- **Required work**
Check every line of the material below for the string "icon", and return the ones that have it.

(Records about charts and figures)

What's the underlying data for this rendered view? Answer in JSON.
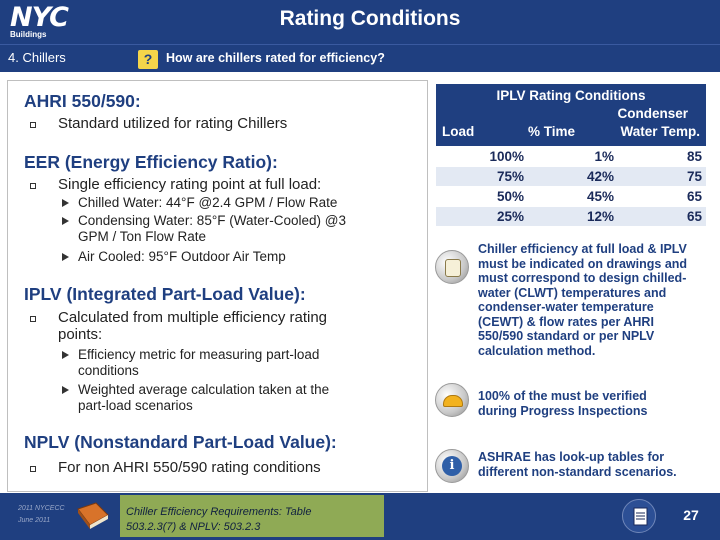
{
  "header": {
    "logo": "NYC",
    "logo_sub": "Buildings",
    "title": "Rating Conditions",
    "section": "4. Chillers",
    "question_mark": "?",
    "question": "How are chillers rated for efficiency?"
  },
  "content": {
    "ahri_heading": "AHRI 550/590:",
    "ahri_bullet": "Standard utilized for rating Chillers",
    "eer_heading": "EER (Energy Efficiency Ratio):",
    "eer_bullet": "Single efficiency rating point at full load:",
    "eer_sub": [
      "Chilled Water: 44°F @2.4 GPM / Flow Rate",
      "Condensing Water: 85°F (Water-Cooled) @3",
      "GPM / Ton Flow Rate",
      "Air Cooled: 95°F Outdoor Air Temp"
    ],
    "iplv_heading": "IPLV (Integrated Part-Load Value):",
    "iplv_bullet_line1": "Calculated from multiple efficiency rating",
    "iplv_bullet_line2": "points:",
    "iplv_sub": [
      "Efficiency metric for measuring part-load",
      "conditions",
      "Weighted average calculation taken at the",
      "part-load scenarios"
    ],
    "nplv_heading": "NPLV (Nonstandard Part-Load Value):",
    "nplv_bullet": "For non AHRI 550/590 rating conditions"
  },
  "table": {
    "title": "IPLV Rating Conditions",
    "col_load": "Load",
    "col_time": "% Time",
    "col_cw_line1": "Condenser",
    "col_cw_line2": "Water Temp.",
    "rows": [
      {
        "load": "100%",
        "time": "1%",
        "temp": "85"
      },
      {
        "load": "75%",
        "time": "42%",
        "temp": "75"
      },
      {
        "load": "50%",
        "time": "45%",
        "temp": "65"
      },
      {
        "load": "25%",
        "time": "12%",
        "temp": "65"
      }
    ],
    "row_colors": [
      "#ffffff",
      "#e3e9f3",
      "#ffffff",
      "#e3e9f3"
    ],
    "header_color": "#1f3f80"
  },
  "notes": [
    {
      "icon": "document-icon",
      "lines": [
        "Chiller efficiency at full load & IPLV",
        "must be indicated on drawings and",
        "must correspond to design chilled-",
        "water (CLWT) temperatures and",
        "condenser-water temperature",
        "(CEWT) & flow rates per AHRI",
        "550/590 standard or per NPLV",
        "calculation method."
      ]
    },
    {
      "icon": "hard-hat-icon",
      "lines": [
        "100% of the must be verified",
        "during Progress Inspections"
      ]
    },
    {
      "icon": "info-icon",
      "lines": [
        "ASHRAE has look-up tables for",
        "different non-standard scenarios."
      ]
    }
  ],
  "footer": {
    "small_line1": "2011 NYCECC",
    "small_line2": "June 2011",
    "ref_line1": "Chiller Efficiency Requirements: Table",
    "ref_line2": "503.2.3(7) & NPLV: 503.2.3",
    "page_number": "27"
  },
  "colors": {
    "brand_blue": "#1f3f80",
    "accent_yellow": "#f4d54a",
    "reference_green": "#8faa55"
  }
}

- **Finished task**
      "icon": "document-icon",
      "icon": "hard-hat-icon",
      "icon": "info-icon",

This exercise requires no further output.